◆ What the task asks
Retype the stretch of the ventilation trial summary from "Non invasive ventilation" through "better clinical outcomes.", word for word.

◆ Document section
NCT04414891 · Status: COMPLETED · Phase: NA · Type: INTERVENTIONAL · Enrollment: 76

Last updated 2021-08-09

No results posted yet for this study

Summary

Non invasive ventilation is the standard of care in managing patients with exacerbation of chronic obstructive pulmonary disease. However no optimal mode of NIV delivery is established; failure rates remain high, attributed to asynchrony and leak associated with NIV. Neurally adjust ventilator assist is a new mode that may improve patient ventilator interactions, improve synchrony and contribute to improved outcomes. Likewise ASV is a mode principled on the closed loop system and is associated with reduction of work associated with breathing and improved outcomes. In this randomised, non-blinded trial, we study these two modes of NIV delivery in patients of AECOPD with hypothesis being that better synchrony with NAVA may translate to better clinical outcomes.

◆ Supplied material

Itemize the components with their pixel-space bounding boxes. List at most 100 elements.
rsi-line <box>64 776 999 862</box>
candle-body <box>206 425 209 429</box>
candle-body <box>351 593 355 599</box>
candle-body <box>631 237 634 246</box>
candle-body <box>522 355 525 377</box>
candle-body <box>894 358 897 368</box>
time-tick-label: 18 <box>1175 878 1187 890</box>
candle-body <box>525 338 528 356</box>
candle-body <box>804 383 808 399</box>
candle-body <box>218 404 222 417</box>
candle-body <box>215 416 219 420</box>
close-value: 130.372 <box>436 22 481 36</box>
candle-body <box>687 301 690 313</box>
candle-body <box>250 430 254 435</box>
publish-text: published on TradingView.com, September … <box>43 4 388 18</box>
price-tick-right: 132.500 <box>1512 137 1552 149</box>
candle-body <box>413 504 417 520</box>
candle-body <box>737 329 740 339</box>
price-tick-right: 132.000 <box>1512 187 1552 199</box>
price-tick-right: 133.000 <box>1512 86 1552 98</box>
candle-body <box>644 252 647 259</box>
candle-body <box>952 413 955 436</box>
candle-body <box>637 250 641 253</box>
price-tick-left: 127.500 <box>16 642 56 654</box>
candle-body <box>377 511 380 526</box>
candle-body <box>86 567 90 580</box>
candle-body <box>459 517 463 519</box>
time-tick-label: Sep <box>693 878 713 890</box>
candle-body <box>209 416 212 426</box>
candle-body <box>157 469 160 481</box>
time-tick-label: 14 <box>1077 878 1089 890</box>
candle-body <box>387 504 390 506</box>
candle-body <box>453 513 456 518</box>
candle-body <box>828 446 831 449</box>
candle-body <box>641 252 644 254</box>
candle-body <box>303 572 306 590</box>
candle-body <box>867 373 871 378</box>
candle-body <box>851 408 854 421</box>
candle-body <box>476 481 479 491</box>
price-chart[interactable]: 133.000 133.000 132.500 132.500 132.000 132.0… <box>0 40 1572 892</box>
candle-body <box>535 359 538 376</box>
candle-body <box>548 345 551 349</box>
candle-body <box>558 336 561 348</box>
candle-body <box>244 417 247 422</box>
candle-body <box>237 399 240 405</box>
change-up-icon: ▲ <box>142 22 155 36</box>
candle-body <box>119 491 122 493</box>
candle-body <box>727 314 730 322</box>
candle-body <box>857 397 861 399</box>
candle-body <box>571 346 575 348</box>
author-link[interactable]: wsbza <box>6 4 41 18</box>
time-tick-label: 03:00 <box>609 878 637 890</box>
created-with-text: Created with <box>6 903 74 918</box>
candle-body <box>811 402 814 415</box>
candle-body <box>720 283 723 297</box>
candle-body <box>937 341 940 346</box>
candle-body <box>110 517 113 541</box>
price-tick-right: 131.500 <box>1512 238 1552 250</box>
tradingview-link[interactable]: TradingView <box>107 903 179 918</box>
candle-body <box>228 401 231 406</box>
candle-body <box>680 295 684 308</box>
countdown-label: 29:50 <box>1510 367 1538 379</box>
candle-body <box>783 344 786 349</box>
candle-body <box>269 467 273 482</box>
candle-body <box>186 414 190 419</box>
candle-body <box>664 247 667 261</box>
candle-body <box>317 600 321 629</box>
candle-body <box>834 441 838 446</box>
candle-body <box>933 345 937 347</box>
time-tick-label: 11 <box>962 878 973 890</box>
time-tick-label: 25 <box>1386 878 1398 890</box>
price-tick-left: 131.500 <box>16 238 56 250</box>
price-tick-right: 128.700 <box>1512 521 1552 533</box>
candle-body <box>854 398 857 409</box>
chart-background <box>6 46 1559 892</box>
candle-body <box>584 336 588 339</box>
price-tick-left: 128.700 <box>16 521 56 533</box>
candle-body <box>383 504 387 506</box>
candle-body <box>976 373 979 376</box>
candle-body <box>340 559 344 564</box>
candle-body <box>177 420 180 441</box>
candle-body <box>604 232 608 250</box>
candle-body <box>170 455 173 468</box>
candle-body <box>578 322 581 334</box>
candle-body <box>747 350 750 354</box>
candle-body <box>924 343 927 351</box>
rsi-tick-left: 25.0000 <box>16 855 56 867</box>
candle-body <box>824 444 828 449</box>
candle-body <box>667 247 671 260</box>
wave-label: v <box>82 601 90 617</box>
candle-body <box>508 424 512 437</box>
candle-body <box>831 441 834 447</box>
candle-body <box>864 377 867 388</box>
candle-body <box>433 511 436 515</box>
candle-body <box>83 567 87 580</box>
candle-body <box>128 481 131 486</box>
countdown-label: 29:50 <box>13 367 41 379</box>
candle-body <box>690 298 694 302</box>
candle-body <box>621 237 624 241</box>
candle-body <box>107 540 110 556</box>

◆ The completed task
Non invasive ventilation is the standard of care in managing patients with exacerbation of chronic obstructive pulmonary disease. However no optimal mode of NIV delivery is established; failure rates remain high, attributed to asynchrony and leak associated with NIV. Neurally adjust ventilator assist is a new mode that may improve patient ventilator interactions, improve synchrony and contribute to improved outcomes. Likewise ASV is a mode principled on the closed loop system and is associated with reduction of work associated with breathing and improved outcomes. In this randomised, non-blinded trial, we study these two modes of NIV delivery in patients of AECOPD with hypothesis being that better synchrony with NAVA may translate to better clinical outcomes.